## Short task
Show each line that has the string "AVENUE" in it.

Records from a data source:
+++

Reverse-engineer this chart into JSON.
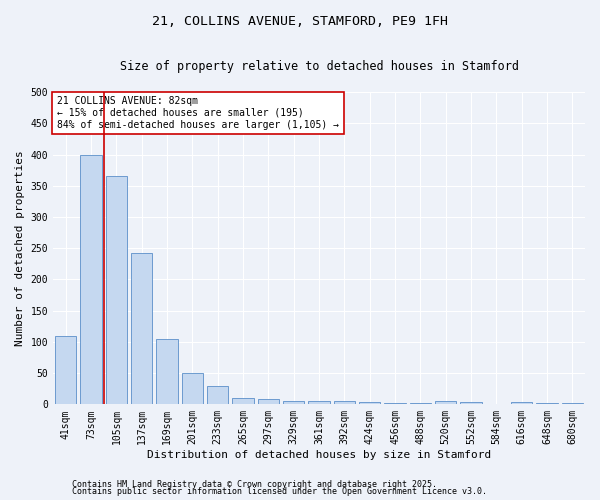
{
  "title1": "21, COLLINS AVENUE, STAMFORD, PE9 1FH",
  "title2": "Size of property relative to detached houses in Stamford",
  "xlabel": "Distribution of detached houses by size in Stamford",
  "ylabel": "Number of detached properties",
  "categories": [
    "41sqm",
    "73sqm",
    "105sqm",
    "137sqm",
    "169sqm",
    "201sqm",
    "233sqm",
    "265sqm",
    "297sqm",
    "329sqm",
    "361sqm",
    "392sqm",
    "424sqm",
    "456sqm",
    "488sqm",
    "520sqm",
    "552sqm",
    "584sqm",
    "616sqm",
    "648sqm",
    "680sqm"
  ],
  "values": [
    110,
    400,
    365,
    242,
    105,
    50,
    29,
    10,
    8,
    5,
    5,
    5,
    4,
    2,
    2,
    6,
    3,
    1,
    3,
    2,
    2
  ],
  "bar_color": "#c5d8f0",
  "bar_edge_color": "#5b8fc9",
  "vline_color": "#cc0000",
  "vline_x": 1.5,
  "ylim": [
    0,
    500
  ],
  "yticks": [
    0,
    50,
    100,
    150,
    200,
    250,
    300,
    350,
    400,
    450,
    500
  ],
  "annotation_text": "21 COLLINS AVENUE: 82sqm\n← 15% of detached houses are smaller (195)\n84% of semi-detached houses are larger (1,105) →",
  "annotation_box_facecolor": "#ffffff",
  "annotation_box_edgecolor": "#cc0000",
  "footer1": "Contains HM Land Registry data © Crown copyright and database right 2025.",
  "footer2": "Contains public sector information licensed under the Open Government Licence v3.0.",
  "background_color": "#eef2f9",
  "grid_color": "#ffffff",
  "title_fontsize": 9.5,
  "subtitle_fontsize": 8.5,
  "tick_fontsize": 7,
  "label_fontsize": 8,
  "ann_fontsize": 7,
  "footer_fontsize": 6
}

+++

## Result of this task
  "title1": "21, COLLINS AVENUE, STAMFORD, PE9 1FH",
  "annotation_text": "21 COLLINS AVENUE: 82sqm\n← 15% of detached houses are smaller (195)\n84% of semi-detached houses are larger (1,105) →",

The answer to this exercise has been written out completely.